── Stored records

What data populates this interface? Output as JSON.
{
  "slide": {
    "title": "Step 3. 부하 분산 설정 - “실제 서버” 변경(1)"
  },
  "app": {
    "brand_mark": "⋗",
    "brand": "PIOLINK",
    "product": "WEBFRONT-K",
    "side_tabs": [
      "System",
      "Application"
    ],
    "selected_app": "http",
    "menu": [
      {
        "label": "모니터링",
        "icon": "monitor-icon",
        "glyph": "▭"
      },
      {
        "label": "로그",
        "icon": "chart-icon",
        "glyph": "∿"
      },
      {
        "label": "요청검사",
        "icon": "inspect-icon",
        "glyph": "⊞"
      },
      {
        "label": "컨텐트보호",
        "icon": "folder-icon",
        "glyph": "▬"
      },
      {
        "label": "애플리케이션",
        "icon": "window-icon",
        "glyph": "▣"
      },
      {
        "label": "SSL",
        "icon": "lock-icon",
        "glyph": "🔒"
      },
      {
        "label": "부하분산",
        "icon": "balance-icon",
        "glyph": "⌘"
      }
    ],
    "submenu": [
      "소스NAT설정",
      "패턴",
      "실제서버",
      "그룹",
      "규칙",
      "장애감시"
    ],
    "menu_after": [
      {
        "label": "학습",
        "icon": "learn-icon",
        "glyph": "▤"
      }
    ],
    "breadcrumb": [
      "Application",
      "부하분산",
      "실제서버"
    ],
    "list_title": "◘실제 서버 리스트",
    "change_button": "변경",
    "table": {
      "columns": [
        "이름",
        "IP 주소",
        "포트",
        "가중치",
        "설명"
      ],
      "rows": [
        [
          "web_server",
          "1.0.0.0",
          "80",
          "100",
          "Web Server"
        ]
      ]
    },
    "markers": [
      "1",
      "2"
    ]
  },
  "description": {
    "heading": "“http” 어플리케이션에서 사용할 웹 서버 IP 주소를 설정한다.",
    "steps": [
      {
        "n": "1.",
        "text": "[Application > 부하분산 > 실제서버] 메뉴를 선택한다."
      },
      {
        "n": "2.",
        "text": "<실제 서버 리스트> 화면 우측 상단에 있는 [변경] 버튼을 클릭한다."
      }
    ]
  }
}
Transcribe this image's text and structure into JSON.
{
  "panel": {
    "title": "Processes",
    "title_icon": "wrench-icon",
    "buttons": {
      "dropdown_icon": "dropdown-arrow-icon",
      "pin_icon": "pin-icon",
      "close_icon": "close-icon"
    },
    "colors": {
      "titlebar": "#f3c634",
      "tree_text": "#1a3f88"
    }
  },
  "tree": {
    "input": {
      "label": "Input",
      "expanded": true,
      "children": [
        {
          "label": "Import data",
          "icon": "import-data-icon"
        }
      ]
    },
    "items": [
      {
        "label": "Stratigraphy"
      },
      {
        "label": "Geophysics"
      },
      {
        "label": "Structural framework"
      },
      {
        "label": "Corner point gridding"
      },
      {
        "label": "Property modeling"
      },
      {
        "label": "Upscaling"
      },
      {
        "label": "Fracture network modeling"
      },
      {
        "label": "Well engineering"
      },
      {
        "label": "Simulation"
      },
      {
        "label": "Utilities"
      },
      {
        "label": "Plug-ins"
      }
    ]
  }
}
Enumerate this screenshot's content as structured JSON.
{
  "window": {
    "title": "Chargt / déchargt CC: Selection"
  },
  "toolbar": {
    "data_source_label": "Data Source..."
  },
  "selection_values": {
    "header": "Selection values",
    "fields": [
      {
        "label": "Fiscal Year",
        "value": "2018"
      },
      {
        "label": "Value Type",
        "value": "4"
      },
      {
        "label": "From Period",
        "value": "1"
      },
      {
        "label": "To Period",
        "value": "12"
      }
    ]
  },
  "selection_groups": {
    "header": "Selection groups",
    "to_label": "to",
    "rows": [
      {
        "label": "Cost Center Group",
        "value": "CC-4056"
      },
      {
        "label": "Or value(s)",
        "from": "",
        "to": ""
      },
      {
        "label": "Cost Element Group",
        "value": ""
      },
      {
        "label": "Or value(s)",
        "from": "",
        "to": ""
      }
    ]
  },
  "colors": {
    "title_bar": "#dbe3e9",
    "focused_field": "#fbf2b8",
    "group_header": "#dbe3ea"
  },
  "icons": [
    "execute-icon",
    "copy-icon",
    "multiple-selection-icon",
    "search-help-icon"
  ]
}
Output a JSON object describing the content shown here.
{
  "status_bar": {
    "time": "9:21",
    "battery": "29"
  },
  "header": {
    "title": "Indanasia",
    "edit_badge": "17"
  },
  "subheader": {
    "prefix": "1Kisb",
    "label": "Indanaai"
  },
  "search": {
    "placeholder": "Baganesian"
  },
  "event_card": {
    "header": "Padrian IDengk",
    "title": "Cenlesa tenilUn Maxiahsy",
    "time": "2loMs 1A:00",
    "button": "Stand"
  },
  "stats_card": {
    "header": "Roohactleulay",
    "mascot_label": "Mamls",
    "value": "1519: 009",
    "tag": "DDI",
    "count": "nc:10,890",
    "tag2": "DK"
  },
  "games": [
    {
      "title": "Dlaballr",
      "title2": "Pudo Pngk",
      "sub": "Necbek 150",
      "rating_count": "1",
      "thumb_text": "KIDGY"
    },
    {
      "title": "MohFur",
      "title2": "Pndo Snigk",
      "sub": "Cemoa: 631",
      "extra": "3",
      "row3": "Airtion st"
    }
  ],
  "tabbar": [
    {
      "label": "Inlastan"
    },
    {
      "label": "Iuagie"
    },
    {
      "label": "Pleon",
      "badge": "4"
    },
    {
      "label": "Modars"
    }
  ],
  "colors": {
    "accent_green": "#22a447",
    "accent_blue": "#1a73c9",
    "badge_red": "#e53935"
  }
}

────

> **Objective**
Transcribe every entry exactly.

> **Task answer**
What data populates this interface? Output as JSON.
{
  "slide": {
    "title": "Step 3. 부하 분산 설정 - “실제 서버” 변경(1)"
  },
  "app": {
    "brand_mark": "⋗",
    "brand": "PIOLINK",
    "product": "WEBFRONT-K",
    "side_tabs": [
      "System",
      "Application"
    ],
    "selected_app": "http",
    "menu": [
      {
        "label": "모니터링",
        "icon": "monitor-icon",
        "glyph": "▭"
      },
      {
        "label": "로그",
        "icon": "chart-icon",
        "glyph": "∿"
      },
      {
        "label": "요청검사",
        "icon": "inspect-icon",
        "glyph": "⊞"
      },
      {
        "label": "컨텐트보호",
        "icon": "folder-icon",
        "glyph": "▬"
      },
      {
        "label": "애플리케이션",
        "icon": "window-icon",
        "glyph": "▣"
      },
      {
        "label": "SSL",
        "icon": "lock-icon",
        "glyph": "🔒"
      },
      {
        "label": "부하분산",
        "icon": "balance-icon",
        "glyph": "⌘"
      }
    ],
    "submenu": [
      "소스NAT설정",
      "패턴",
      "실제서버",
      "그룹",
      "규칙",
      "장애감시"
    ],
    "menu_after": [
      {
        "label": "학습",
        "icon": "learn-icon",
        "glyph": "▤"
      }
    ],
    "breadcrumb": [
      "Application",
      "부하분산",
      "실제서버"
    ],
    "list_title": "◘실제 서버 리스트",
    "change_button": "변경",
    "table": {
      "columns": [
        "이름",
        "IP 주소",
        "포트",
        "가중치",
        "설명"
      ],
      "rows": [
        [
          "web_server",
          "1.0.0.0",
          "80",
          "100",
          "Web Server"
        ]
      ]
    },
    "markers": [
      "1",
      "2"
    ]
  },
  "description": {
    "heading": "“http” 어플리케이션에서 사용할 웹 서버 IP 주소를 설정한다.",
    "steps": [
      {
        "n": "1.",
        "text": "[Application > 부하분산 > 실제서버] 메뉴를 선택한다."
      },
      {
        "n": "2.",
        "text": "<실제 서버 리스트> 화면 우측 상단에 있는 [변경] 버튼을 클릭한다."
      }
    ]
  }
}
Transcribe this image's text and structure into JSON.
{
  "panel": {
    "title": "Processes",
    "title_icon": "wrench-icon",
    "buttons": {
      "dropdown_icon": "dropdown-arrow-icon",
      "pin_icon": "pin-icon",
      "close_icon": "close-icon"
    },
    "colors": {
      "titlebar": "#f3c634",
      "tree_text": "#1a3f88"
    }
  },
  "tree": {
    "input": {
      "label": "Input",
      "expanded": true,
      "children": [
        {
          "label": "Import data",
          "icon": "import-data-icon"
        }
      ]
    },
    "items": [
      {
        "label": "Stratigraphy"
      },
      {
        "label": "Geophysics"
      },
      {
        "label": "Structural framework"
      },
      {
        "label": "Corner point gridding"
      },
      {
        "label": "Property modeling"
      },
      {
        "label": "Upscaling"
      },
      {
        "label": "Fracture network modeling"
      },
      {
        "label": "Well engineering"
      },
      {
        "label": "Simulation"
      },
      {
        "label": "Utilities"
      },
      {
        "label": "Plug-ins"
      }
    ]
  }
}
Enumerate this screenshot's content as structured JSON.
{
  "window": {
    "title": "Chargt / déchargt CC: Selection"
  },
  "toolbar": {
    "data_source_label": "Data Source..."
  },
  "selection_values": {
    "header": "Selection values",
    "fields": [
      {
        "label": "Fiscal Year",
        "value": "2018"
      },
      {
        "label": "Value Type",
        "value": "4"
      },
      {
        "label": "From Period",
        "value": "1"
      },
      {
        "label": "To Period",
        "value": "12"
      }
    ]
  },
  "selection_groups": {
    "header": "Selection groups",
    "to_label": "to",
    "rows": [
      {
        "label": "Cost Center Group",
        "value": "CC-4056"
      },
      {
        "label": "Or value(s)",
        "from": "",
        "to": ""
      },
      {
        "label": "Cost Element Group",
        "value": ""
      },
      {
        "label": "Or value(s)",
        "from": "",
        "to": ""
      }
    ]
  },
  "colors": {
    "title_bar": "#dbe3e9",
    "focused_field": "#fbf2b8",
    "group_header": "#dbe3ea"
  },
  "icons": [
    "execute-icon",
    "copy-icon",
    "multiple-selection-icon",
    "search-help-icon"
  ]
}
Output a JSON object describing the content shown here.
{
  "status_bar": {
    "time": "9:21",
    "battery": "29"
  },
  "header": {
    "title": "Indanasia",
    "edit_badge": "17"
  },
  "subheader": {
    "prefix": "1Kisb",
    "label": "Indanaai"
  },
  "search": {
    "placeholder": "Baganesian"
  },
  "event_card": {
    "header": "Padrian IDengk",
    "title": "Cenlesa tenilUn Maxiahsy",
    "time": "2loMs 1A:00",
    "button": "Stand"
  },
  "stats_card": {
    "header": "Roohactleulay",
    "mascot_label": "Mamls",
    "value": "1519: 009",
    "tag": "DDI",
    "count": "nc:10,890",
    "tag2": "DK"
  },
  "games": [
    {
      "title": "Dlaballr",
      "title2": "Pudo Pngk",
      "sub": "Necbek 150",
      "rating_count": "1",
      "thumb_text": "KIDGY"
    },
    {
      "title": "MohFur",
      "title2": "Pndo Snigk",
      "sub": "Cemoa: 631",
      "extra": "3",
      "row3": "Airtion st"
    }
  ],
  "tabbar": [
    {
      "label": "Inlastan"
    },
    {
      "label": "Iuagie"
    },
    {
      "label": "Pleon",
      "badge": "4"
    },
    {
      "label": "Modars"
    }
  ],
  "colors": {
    "accent_green": "#22a447",
    "accent_blue": "#1a73c9",
    "badge_red": "#e53935"
  }
}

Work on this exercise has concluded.